TASK DIRECTIONS:
State how many lines in the listing below include the word "решении". Give nothing but the number.
____________
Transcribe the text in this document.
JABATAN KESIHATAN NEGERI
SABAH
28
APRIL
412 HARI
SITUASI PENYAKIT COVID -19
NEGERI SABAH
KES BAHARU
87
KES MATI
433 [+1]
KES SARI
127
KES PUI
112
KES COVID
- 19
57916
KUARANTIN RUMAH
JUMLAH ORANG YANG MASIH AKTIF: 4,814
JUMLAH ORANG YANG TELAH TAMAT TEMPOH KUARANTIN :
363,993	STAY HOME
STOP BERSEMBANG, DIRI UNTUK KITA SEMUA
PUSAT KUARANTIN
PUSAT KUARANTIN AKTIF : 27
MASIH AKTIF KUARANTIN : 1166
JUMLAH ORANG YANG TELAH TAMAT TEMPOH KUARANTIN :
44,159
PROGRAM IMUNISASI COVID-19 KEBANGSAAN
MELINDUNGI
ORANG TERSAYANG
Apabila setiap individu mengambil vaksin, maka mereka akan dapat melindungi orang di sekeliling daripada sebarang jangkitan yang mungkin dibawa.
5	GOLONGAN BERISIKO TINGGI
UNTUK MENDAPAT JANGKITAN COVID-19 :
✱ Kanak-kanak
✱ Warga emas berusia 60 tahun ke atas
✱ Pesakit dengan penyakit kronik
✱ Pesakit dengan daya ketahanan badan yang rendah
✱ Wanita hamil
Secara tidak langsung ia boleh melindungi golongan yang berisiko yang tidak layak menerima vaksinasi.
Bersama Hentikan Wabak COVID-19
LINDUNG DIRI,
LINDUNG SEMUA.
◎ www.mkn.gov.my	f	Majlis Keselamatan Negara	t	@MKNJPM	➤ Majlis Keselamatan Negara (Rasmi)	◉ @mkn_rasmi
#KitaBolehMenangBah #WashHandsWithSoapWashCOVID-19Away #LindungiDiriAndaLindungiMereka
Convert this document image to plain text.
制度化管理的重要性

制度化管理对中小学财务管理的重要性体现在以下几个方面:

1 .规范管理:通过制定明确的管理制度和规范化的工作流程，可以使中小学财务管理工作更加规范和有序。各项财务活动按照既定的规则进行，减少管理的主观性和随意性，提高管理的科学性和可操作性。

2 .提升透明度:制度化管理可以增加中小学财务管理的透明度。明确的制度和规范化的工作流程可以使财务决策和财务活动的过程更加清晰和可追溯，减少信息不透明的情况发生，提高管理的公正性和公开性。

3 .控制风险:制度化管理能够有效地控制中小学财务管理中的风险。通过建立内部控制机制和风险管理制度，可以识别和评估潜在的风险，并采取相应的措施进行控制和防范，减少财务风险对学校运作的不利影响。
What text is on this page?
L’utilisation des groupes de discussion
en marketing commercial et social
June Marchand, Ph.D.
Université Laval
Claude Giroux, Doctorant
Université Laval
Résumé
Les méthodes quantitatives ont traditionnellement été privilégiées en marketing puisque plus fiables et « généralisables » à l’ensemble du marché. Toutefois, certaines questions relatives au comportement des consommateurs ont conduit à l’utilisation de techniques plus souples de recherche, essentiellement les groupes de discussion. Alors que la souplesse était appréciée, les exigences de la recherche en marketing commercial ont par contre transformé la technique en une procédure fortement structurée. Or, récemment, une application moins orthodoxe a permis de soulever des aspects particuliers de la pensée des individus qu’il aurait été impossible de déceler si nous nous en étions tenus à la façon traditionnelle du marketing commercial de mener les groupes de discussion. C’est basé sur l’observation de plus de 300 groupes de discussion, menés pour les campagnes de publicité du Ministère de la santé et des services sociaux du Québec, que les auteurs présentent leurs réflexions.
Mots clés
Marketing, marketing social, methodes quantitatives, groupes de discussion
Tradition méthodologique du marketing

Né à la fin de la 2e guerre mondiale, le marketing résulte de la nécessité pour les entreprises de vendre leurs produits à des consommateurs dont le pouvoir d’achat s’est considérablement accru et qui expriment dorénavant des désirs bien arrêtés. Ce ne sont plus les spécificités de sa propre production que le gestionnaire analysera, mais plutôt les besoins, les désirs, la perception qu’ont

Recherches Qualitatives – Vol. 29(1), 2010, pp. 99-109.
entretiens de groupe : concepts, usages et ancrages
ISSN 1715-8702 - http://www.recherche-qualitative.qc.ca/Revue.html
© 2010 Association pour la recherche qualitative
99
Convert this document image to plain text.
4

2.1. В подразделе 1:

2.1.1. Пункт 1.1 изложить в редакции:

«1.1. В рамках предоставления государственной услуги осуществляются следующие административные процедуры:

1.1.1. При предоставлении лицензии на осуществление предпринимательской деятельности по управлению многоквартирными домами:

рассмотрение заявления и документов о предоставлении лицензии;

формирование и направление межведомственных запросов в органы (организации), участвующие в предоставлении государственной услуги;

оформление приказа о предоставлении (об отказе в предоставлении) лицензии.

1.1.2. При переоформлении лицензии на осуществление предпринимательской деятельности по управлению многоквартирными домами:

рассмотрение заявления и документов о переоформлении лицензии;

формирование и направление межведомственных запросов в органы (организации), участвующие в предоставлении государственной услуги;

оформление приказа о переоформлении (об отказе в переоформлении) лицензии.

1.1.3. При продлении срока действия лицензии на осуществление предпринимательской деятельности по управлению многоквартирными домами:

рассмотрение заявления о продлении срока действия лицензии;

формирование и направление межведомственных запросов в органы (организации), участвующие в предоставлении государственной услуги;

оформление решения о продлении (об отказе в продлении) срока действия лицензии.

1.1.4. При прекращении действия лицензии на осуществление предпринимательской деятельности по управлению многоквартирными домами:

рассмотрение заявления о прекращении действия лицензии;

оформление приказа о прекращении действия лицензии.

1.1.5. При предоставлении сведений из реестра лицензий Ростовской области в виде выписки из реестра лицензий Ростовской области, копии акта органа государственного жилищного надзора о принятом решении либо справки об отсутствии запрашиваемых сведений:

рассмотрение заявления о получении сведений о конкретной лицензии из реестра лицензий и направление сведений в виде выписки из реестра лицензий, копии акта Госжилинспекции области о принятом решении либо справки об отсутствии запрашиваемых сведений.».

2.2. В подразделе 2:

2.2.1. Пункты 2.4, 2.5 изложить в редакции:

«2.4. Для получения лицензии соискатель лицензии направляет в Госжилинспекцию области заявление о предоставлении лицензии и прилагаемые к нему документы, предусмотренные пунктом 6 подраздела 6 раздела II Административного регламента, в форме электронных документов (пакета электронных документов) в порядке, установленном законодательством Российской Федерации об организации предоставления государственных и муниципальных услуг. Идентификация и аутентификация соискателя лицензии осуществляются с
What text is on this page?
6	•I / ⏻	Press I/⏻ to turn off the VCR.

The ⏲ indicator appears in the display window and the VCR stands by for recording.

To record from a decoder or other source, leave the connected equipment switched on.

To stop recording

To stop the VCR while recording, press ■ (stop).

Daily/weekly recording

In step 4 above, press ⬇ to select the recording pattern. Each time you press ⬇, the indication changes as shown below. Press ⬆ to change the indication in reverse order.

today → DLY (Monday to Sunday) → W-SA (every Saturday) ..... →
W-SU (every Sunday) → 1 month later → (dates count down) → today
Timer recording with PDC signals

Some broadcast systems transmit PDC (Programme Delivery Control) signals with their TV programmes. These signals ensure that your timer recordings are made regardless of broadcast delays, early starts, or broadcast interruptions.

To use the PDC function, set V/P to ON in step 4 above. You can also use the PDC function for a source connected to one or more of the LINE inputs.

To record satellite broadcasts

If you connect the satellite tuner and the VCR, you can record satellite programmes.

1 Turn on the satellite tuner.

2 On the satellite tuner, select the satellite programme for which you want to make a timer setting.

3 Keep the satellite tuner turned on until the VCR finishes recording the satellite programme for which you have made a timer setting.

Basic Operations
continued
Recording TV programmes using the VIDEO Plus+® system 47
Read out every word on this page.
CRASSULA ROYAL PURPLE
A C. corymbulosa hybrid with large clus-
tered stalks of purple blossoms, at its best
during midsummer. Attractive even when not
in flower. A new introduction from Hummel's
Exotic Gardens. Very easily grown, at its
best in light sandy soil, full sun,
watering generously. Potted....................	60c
____________
EXPECTED ANSWER:
2